**Material for this task**
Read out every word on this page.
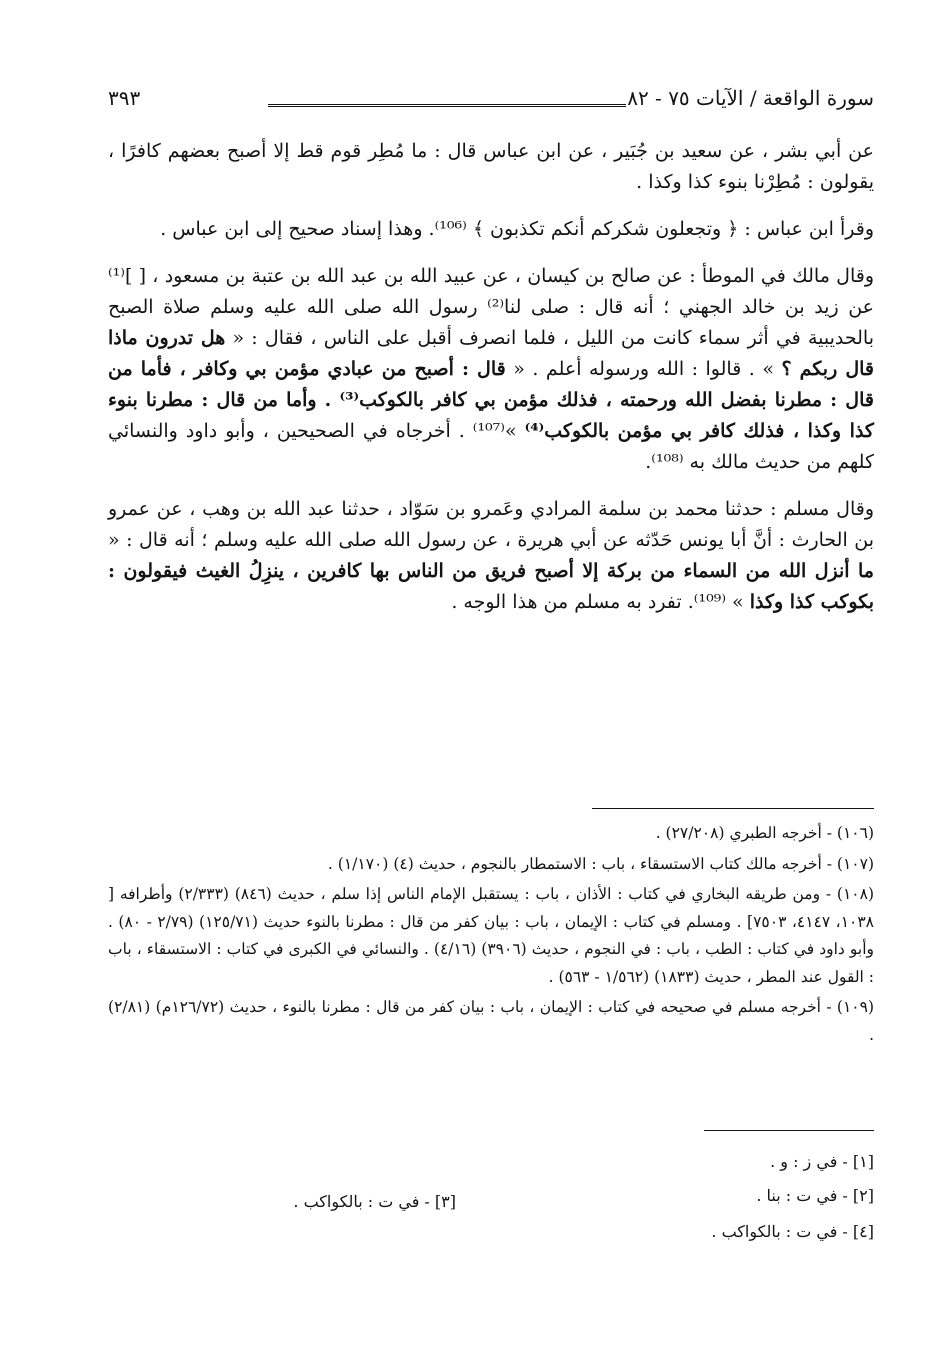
سورة الواقعة / الآيات ٧٥ - ٨٢
٣٩٣

عن أبي بشر ، عن سعيد بن جُبَير ، عن ابن عباس قال : ما مُطِر قوم قط إلا أصبح بعضهم كافرًا ، يقولون : مُطِرْنا بنوء كذا وكذا .

وقرأ ابن عباس : ﴿ وتجعلون شكركم أنكم تكذبون ﴾ ⁽¹⁰⁶⁾. وهذا إسناد صحيح إلى ابن عباس .

وقال مالك في الموطأ : عن صالح بن كيسان ، عن عبيد الله بن عبد الله بن عتبة بن مسعود ، [ ]⁽¹⁾ عن زيد بن خالد الجهني ؛ أنه قال : صلى لنا⁽²⁾ رسول الله صلى الله عليه وسلم صلاة الصبح بالحديبية في أثر سماء كانت من الليل ، فلما انصرف أقبل على الناس ، فقال : « هل تدرون ماذا قال ربكم ؟ » . قالوا : الله ورسوله أعلم . « قال : أصبح من عبادي مؤمن بي وكافر ، فأما من قال : مطرنا بفضل الله ورحمته ، فذلك مؤمن بي كافر بالكوكب⁽³⁾ . وأما من قال : مطرنا بنوء كذا وكذا ، فذلك كافر بي مؤمن بالكوكب⁽⁴⁾ »⁽¹⁰⁷⁾ . أخرجاه في الصحيحين ، وأبو داود والنسائي كلهم من حديث مالك به ⁽¹⁰⁸⁾.

وقال مسلم : حدثنا محمد بن سلمة المرادي وعَمرو بن سَوّاد ، حدثنا عبد الله بن وهب ، عن عمرو بن الحارث : أنَّ أبا يونس حَدّثه عن أبي هريرة ، عن رسول الله صلى الله عليه وسلم ؛ أنه قال : « ما أنزل الله من السماء من بركة إلا أصبح فريق من الناس بها كافرين ، ينزِلُ الغيث فيقولون : بكوكب كذا وكذا » ⁽¹⁰⁹⁾. تفرد به مسلم من هذا الوجه .

(١٠٦) - أخرجه الطبري (٢٧/٢٠٨) .

(١٠٧) - أخرجه مالك كتاب الاستسقاء ، باب : الاستمطار بالنجوم ، حديث (٤) (١/١٧٠) .

(١٠٨) - ومن طريقه البخاري في كتاب : الأذان ، باب : يستقبل الإمام الناس إذا سلم ، حديث (٨٤٦) (٢/٣٣٣) وأطرافه [ ١٠٣٨، ٤١٤٧، ٧٥٠٣] . ومسلم في كتاب : الإيمان ، باب : بيان كفر من قال : مطرنا بالنوء حديث (١٢٥/٧١) (٢/٧٩ - ٨٠) . وأبو داود في كتاب : الطب ، باب : في النجوم ، حديث (٣٩٠٦) (٤/١٦) . والنسائي في الكبرى في كتاب : الاستسقاء ، باب : القول عند المطر ، حديث (١٨٣٣) (١/٥٦٢ - ٥٦٣) .

(١٠٩) - أخرجه مسلم في صحيحه في كتاب : الإيمان ، باب : بيان كفر من قال : مطرنا بالنوء ، حديث (١٢٦/٧٢م) (٢/٨١) .

[١] - في ز : و .
[٢] - في ت : بنا .
[٣] - في ت : بالكواكب .
[٤] - في ت : بالكواكب .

**Exercise description**
All lines above containing the string "بيان" are to be collected.

**Correct response**
(١٠٨) - ومن طريقه البخاري في كتاب : الأذان ، باب : يستقبل الإمام الناس إذا سلم ، حديث (٨٤٦) (٢/٣٣٣) وأطرافه [ ١٠٣٨، ٤١٤٧، ٧٥٠٣] . ومسلم في كتاب : الإيمان ، باب : بيان كفر من قال : مطرنا بالنوء حديث (١٢٥/٧١) (٢/٧٩ - ٨٠) . وأبو داود في كتاب : الطب ، باب : في النجوم ، حديث (٣٩٠٦) (٤/١٦) . والنسائي في الكبرى في كتاب : الاستسقاء ، باب : القول عند المطر ، حديث (١٨٣٣) (١/٥٦٢ - ٥٦٣) .
(١٠٩) - أخرجه مسلم في صحيحه في كتاب : الإيمان ، باب : بيان كفر من قال : مطرنا بالنوء ، حديث (١٢٦/٧٢م) (٢/٨١) .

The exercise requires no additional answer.